WHAT YOU WILL DO:
Collect each line holding the string "screenshot".

ROWS:
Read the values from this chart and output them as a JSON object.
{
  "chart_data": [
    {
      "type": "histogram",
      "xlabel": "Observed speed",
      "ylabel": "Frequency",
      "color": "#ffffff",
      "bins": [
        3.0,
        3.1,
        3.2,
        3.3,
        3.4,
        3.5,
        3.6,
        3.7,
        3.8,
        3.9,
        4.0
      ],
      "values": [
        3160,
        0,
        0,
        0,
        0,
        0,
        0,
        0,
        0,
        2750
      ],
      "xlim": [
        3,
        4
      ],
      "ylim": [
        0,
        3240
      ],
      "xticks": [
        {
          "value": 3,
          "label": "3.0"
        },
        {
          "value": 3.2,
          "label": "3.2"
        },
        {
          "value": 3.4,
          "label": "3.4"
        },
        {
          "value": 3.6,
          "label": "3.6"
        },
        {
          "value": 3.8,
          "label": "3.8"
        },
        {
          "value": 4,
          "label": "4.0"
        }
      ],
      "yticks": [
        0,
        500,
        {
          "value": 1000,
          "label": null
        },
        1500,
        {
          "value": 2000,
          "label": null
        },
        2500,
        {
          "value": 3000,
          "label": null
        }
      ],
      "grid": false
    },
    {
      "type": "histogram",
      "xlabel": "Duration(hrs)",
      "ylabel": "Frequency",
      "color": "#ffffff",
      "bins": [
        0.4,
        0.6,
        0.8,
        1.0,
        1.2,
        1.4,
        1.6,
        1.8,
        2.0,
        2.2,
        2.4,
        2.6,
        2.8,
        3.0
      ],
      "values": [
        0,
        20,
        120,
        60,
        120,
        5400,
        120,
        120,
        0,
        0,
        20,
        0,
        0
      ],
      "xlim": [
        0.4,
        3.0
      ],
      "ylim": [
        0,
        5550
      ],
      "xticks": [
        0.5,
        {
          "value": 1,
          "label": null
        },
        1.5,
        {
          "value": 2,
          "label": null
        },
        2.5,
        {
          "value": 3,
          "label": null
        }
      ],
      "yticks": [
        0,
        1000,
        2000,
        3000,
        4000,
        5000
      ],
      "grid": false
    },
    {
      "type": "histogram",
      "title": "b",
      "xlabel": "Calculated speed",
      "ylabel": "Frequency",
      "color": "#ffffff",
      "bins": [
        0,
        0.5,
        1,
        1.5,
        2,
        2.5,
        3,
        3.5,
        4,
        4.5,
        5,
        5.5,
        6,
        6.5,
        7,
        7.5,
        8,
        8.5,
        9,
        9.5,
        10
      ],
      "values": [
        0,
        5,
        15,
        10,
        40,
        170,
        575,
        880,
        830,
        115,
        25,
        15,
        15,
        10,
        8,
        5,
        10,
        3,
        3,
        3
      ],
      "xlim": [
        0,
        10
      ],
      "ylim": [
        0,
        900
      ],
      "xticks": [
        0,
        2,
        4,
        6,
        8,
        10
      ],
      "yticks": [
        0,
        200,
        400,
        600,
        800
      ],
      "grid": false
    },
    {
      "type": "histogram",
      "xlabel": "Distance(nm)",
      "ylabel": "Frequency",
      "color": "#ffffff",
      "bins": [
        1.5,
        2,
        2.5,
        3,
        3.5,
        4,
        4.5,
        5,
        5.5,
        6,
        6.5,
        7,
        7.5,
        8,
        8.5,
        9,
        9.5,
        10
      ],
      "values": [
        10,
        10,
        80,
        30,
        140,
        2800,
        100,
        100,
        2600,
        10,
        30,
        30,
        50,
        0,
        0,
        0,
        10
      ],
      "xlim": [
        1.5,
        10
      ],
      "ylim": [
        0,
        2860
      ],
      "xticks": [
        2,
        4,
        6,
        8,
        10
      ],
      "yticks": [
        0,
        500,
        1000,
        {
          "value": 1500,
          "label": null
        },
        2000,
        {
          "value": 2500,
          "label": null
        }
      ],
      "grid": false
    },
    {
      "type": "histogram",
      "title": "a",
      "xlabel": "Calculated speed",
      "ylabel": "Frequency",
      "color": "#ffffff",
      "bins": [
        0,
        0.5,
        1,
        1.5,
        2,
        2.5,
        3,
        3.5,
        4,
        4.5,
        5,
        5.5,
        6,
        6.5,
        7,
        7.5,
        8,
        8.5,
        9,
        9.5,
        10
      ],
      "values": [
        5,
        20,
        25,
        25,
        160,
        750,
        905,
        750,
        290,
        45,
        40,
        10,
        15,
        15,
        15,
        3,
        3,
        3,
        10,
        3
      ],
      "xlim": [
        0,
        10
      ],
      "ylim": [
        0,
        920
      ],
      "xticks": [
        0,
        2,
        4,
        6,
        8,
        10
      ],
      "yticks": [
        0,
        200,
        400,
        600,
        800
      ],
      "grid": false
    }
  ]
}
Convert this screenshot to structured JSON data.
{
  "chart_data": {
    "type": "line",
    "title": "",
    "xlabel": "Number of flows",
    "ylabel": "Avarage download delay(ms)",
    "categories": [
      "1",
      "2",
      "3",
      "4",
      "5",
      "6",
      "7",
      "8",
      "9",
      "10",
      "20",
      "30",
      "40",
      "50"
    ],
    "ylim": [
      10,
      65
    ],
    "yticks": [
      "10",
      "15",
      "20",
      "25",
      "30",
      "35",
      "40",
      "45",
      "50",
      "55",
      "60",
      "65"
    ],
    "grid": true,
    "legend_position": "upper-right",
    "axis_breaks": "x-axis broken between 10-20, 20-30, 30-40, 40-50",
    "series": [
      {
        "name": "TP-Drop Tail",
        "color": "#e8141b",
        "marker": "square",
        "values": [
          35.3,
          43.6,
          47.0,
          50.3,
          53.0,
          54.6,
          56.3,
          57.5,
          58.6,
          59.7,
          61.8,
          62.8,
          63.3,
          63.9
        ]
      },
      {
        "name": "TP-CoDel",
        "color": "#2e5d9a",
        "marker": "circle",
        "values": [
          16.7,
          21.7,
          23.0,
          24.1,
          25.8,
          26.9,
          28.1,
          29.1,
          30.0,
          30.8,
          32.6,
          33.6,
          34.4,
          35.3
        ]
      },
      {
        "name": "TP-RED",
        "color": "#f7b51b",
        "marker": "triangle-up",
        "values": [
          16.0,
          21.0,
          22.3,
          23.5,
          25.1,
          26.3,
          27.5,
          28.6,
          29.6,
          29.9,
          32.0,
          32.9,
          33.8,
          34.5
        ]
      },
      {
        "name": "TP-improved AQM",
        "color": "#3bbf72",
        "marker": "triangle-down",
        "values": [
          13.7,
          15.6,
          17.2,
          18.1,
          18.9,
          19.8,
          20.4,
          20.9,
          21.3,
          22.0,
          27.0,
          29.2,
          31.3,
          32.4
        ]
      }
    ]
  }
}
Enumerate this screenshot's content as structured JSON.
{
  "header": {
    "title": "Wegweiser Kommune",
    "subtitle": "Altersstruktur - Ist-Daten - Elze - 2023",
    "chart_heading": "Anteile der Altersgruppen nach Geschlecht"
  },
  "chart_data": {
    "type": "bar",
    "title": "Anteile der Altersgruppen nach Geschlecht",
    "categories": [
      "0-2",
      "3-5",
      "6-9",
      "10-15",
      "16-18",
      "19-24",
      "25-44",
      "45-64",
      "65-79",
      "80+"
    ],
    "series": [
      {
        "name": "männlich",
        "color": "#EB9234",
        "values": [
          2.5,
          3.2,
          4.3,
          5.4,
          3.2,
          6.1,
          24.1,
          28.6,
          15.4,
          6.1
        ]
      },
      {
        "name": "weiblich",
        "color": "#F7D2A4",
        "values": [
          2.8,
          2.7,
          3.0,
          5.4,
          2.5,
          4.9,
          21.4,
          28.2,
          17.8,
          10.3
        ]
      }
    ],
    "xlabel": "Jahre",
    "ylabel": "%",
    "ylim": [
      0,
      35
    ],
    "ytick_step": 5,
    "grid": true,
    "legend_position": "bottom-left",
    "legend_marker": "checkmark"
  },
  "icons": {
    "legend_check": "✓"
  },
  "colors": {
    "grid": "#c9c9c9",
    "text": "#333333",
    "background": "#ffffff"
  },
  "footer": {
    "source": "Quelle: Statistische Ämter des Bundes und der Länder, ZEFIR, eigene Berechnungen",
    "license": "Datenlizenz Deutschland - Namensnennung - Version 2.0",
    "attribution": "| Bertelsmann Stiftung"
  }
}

THE SOLUTION:
Convert this screenshot to structured JSON data.
Enumerate this screenshot's content as structured JSON.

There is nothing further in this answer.